-- Your goal --
Extract the lines that hold the string "this".

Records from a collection
···

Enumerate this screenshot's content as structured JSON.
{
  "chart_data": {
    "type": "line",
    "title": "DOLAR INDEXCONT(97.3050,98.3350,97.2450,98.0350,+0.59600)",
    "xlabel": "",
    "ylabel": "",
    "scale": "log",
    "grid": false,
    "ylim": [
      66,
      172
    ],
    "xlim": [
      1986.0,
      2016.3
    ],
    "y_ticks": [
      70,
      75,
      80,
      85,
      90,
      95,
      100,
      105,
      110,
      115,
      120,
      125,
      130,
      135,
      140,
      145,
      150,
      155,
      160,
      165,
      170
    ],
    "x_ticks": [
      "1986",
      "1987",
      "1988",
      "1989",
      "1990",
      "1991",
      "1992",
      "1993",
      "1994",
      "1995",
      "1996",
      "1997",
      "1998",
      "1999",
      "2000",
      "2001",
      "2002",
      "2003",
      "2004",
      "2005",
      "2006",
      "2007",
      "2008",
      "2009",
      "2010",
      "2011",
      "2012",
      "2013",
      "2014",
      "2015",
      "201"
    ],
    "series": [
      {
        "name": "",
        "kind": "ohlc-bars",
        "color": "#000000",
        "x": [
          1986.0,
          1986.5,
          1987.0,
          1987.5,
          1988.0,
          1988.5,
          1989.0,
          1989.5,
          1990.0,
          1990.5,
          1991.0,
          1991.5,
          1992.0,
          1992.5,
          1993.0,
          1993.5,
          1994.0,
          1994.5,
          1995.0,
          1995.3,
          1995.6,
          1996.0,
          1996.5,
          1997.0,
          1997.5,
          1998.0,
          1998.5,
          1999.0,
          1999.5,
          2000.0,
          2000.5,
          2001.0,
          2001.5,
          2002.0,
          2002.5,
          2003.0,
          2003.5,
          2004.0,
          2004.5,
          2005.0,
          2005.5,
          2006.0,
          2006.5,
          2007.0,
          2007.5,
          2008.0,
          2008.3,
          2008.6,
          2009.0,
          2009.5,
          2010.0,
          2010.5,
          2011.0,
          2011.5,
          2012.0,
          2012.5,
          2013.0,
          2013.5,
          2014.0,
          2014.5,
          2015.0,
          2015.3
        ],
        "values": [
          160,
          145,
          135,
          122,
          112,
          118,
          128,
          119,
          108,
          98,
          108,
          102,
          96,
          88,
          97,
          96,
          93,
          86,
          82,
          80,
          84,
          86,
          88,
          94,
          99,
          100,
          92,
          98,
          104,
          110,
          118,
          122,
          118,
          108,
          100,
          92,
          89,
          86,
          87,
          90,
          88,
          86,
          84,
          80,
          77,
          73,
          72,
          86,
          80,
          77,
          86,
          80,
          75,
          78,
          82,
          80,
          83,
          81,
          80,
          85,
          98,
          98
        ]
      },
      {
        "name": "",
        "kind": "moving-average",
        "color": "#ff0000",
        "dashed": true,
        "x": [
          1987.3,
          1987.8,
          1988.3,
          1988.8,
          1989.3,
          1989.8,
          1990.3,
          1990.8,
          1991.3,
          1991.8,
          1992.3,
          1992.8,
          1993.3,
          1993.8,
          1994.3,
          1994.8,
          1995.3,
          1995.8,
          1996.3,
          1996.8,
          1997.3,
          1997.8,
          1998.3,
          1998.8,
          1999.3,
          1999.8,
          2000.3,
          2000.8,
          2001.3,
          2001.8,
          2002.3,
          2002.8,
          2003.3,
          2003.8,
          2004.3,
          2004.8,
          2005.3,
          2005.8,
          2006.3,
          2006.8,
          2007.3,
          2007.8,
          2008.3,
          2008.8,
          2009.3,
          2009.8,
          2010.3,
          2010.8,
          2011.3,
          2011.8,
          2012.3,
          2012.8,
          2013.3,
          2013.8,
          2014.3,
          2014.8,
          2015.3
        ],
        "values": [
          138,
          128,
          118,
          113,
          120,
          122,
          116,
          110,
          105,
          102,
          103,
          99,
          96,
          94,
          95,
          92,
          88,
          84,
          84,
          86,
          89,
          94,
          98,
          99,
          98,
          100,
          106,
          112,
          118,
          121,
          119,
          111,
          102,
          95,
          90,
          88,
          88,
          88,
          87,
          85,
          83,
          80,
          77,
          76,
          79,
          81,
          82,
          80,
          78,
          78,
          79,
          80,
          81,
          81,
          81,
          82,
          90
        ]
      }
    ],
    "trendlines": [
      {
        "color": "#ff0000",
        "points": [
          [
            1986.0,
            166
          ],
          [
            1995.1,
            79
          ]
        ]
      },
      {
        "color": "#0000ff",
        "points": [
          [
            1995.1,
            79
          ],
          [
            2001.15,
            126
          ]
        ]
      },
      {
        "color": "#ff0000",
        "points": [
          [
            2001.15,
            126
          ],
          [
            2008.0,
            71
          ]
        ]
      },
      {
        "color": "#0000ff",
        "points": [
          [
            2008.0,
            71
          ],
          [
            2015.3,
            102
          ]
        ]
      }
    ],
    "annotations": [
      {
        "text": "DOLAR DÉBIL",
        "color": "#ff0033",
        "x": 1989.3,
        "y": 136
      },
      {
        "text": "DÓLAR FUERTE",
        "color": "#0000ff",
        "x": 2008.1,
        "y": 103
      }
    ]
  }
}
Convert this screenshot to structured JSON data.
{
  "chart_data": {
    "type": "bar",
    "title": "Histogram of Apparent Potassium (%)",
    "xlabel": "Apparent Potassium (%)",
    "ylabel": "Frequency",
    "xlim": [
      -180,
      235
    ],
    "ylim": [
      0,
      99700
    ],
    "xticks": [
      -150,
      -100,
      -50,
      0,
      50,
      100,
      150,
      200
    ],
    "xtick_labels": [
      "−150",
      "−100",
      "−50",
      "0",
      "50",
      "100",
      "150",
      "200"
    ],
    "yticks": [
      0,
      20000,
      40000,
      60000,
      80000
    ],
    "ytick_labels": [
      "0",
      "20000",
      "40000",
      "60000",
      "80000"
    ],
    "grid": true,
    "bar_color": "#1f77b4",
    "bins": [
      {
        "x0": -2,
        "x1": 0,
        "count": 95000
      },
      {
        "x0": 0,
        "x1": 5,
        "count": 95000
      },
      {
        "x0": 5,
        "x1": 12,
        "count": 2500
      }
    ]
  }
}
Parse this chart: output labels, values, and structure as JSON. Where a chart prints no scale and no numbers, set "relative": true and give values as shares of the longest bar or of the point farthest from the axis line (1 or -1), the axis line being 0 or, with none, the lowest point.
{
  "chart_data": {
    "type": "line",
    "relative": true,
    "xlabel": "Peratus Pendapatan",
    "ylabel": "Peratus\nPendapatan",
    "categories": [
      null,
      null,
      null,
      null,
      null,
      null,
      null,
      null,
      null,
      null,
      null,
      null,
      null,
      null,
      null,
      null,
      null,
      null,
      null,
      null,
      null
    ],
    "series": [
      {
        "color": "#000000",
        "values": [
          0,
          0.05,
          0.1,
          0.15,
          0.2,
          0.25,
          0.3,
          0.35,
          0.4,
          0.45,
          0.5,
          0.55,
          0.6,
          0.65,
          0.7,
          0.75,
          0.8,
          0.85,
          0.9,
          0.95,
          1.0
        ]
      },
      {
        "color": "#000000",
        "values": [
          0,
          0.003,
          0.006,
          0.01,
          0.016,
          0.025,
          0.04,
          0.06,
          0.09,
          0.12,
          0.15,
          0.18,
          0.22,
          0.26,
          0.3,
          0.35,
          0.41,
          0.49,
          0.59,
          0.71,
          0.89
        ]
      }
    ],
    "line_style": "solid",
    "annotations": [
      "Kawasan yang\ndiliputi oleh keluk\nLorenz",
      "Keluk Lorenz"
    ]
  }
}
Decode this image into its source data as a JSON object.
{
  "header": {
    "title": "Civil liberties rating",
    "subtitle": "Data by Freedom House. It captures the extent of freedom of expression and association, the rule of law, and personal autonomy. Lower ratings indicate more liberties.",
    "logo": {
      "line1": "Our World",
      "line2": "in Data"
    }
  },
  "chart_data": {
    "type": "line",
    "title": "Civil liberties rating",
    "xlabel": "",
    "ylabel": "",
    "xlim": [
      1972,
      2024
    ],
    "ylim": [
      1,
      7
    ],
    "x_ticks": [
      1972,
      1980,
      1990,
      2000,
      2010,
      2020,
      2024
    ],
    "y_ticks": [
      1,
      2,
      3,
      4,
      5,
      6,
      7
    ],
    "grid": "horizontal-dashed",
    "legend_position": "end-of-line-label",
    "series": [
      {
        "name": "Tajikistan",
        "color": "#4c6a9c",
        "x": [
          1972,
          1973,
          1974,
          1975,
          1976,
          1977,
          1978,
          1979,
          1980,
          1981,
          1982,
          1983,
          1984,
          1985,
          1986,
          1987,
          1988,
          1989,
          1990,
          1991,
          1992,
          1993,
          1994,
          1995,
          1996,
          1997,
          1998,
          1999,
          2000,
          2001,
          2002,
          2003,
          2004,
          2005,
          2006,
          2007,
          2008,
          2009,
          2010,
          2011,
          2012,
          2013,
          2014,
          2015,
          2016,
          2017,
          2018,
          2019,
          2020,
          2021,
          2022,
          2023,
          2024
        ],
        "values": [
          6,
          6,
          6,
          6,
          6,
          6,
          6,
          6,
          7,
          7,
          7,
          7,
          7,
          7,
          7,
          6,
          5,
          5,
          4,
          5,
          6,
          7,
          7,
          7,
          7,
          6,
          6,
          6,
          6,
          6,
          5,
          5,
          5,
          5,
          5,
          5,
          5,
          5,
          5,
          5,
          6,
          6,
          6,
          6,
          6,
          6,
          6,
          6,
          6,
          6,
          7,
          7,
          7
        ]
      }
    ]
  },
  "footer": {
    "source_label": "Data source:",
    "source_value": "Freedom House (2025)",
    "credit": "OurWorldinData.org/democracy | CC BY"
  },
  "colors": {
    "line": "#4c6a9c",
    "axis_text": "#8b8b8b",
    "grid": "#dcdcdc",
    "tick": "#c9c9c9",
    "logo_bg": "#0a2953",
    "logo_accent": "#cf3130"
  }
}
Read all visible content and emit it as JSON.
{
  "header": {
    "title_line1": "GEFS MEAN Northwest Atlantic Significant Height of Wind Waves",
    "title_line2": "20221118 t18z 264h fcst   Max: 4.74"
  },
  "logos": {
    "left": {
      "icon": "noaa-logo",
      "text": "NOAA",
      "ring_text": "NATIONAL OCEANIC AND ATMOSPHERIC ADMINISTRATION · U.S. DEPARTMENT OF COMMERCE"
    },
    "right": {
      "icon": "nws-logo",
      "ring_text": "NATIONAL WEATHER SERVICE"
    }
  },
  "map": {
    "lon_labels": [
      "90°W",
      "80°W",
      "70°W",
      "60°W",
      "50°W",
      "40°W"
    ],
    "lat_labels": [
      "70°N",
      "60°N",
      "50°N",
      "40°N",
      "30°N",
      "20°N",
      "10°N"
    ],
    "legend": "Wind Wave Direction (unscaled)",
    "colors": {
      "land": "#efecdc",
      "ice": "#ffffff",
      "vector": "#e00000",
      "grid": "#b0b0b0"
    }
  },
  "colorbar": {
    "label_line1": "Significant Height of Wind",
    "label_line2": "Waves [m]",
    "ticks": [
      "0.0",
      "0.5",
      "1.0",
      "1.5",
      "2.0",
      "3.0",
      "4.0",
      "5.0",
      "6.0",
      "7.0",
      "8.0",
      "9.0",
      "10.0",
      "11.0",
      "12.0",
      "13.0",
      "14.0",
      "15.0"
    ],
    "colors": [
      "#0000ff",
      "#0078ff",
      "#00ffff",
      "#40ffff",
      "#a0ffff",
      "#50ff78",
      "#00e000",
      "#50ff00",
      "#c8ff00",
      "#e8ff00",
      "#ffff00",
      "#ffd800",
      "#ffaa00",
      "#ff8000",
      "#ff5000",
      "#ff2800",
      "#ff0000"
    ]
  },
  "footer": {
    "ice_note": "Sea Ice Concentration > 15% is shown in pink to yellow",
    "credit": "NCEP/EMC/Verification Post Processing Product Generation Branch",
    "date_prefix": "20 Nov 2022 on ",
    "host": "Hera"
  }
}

···

-- Correct answer --
Enumerate this screenshot's content as structured JSON.
Convert this screenshot to structured JSON data.
Parse this chart: output labels, values, and structure as JSON. Where a chart prints no scale and no numbers, set "relative": true and give values as shares of the longest bar or of the point farthest from the axis line (1 or -1), the axis line being 0 or, with none, the lowest point.
Decode this image into its source data as a JSON object.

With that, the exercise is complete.